» **To be done**: Every line below that holds the string "this" should be copied out.

Dataset records:
※

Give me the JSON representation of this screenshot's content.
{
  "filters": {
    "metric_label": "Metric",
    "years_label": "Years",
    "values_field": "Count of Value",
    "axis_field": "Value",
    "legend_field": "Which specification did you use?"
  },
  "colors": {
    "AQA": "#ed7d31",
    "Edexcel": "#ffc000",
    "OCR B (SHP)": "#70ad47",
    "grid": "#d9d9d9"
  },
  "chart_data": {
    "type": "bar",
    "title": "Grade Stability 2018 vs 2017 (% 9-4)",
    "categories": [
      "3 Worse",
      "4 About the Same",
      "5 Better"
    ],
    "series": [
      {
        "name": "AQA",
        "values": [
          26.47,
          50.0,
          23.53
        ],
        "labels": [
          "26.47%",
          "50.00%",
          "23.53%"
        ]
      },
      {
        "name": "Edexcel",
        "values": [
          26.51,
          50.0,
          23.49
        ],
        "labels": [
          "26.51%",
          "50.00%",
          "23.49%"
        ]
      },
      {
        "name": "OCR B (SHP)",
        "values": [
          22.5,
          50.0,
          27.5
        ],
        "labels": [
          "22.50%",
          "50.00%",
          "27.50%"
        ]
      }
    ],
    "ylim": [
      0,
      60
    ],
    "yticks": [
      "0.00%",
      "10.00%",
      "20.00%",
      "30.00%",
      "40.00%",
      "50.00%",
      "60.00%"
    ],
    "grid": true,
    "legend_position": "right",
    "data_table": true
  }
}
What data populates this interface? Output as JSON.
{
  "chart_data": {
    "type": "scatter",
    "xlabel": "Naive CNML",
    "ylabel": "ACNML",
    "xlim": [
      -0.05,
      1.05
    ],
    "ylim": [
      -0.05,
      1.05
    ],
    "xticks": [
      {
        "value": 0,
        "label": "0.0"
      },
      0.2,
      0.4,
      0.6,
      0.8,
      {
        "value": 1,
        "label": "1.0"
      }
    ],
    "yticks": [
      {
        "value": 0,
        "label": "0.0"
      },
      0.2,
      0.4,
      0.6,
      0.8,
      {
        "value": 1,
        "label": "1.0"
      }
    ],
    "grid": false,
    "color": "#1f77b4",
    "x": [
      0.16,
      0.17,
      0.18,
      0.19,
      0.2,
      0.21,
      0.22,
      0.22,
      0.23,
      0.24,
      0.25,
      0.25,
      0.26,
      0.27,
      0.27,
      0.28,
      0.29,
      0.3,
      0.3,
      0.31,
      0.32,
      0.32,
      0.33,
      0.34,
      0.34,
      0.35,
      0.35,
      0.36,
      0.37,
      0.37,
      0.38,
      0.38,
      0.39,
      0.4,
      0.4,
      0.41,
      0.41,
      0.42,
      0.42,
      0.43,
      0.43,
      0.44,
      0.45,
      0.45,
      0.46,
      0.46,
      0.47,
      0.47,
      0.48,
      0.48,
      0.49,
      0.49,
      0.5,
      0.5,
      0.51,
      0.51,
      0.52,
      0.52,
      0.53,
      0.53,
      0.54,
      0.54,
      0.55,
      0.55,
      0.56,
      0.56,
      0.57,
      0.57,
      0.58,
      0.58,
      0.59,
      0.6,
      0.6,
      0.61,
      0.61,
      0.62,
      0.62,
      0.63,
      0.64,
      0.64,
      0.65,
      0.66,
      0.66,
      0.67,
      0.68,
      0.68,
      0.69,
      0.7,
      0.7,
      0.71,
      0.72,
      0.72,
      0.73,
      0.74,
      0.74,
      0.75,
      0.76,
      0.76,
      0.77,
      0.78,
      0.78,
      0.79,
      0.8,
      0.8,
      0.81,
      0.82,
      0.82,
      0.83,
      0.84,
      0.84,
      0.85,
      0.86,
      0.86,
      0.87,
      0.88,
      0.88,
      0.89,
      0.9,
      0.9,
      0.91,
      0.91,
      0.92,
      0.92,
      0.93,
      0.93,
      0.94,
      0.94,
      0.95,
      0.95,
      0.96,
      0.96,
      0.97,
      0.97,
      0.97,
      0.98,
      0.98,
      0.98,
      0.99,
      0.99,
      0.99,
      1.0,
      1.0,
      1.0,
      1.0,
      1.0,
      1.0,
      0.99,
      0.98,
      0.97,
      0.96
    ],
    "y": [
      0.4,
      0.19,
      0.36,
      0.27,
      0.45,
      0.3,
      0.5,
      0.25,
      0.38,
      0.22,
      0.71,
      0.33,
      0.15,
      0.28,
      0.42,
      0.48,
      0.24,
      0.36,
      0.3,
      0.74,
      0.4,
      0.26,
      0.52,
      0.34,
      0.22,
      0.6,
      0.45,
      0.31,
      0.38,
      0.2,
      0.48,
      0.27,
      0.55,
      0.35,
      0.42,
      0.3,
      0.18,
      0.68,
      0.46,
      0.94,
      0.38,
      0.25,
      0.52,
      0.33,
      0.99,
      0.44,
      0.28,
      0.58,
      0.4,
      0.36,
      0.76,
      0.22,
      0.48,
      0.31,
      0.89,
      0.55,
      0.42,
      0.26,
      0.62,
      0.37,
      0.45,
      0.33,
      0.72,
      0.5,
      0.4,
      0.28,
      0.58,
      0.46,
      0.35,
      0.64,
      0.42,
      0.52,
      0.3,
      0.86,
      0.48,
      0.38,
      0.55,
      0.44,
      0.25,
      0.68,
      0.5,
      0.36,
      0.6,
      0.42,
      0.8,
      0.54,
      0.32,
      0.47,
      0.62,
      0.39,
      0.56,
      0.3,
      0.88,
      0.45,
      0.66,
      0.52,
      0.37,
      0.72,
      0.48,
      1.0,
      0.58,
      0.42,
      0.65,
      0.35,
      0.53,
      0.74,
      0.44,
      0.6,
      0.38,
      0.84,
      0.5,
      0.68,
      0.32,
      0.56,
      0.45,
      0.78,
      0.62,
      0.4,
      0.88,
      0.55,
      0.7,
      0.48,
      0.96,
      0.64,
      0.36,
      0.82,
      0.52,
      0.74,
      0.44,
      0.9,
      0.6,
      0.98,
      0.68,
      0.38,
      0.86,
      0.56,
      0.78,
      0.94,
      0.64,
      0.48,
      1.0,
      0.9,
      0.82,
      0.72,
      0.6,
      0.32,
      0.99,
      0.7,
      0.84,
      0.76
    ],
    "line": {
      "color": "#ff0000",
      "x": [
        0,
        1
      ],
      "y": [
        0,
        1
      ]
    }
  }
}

※

» **Solved exercise**:
Give me the JSON representation of this screenshot's content.
What data populates this interface? Output as JSON.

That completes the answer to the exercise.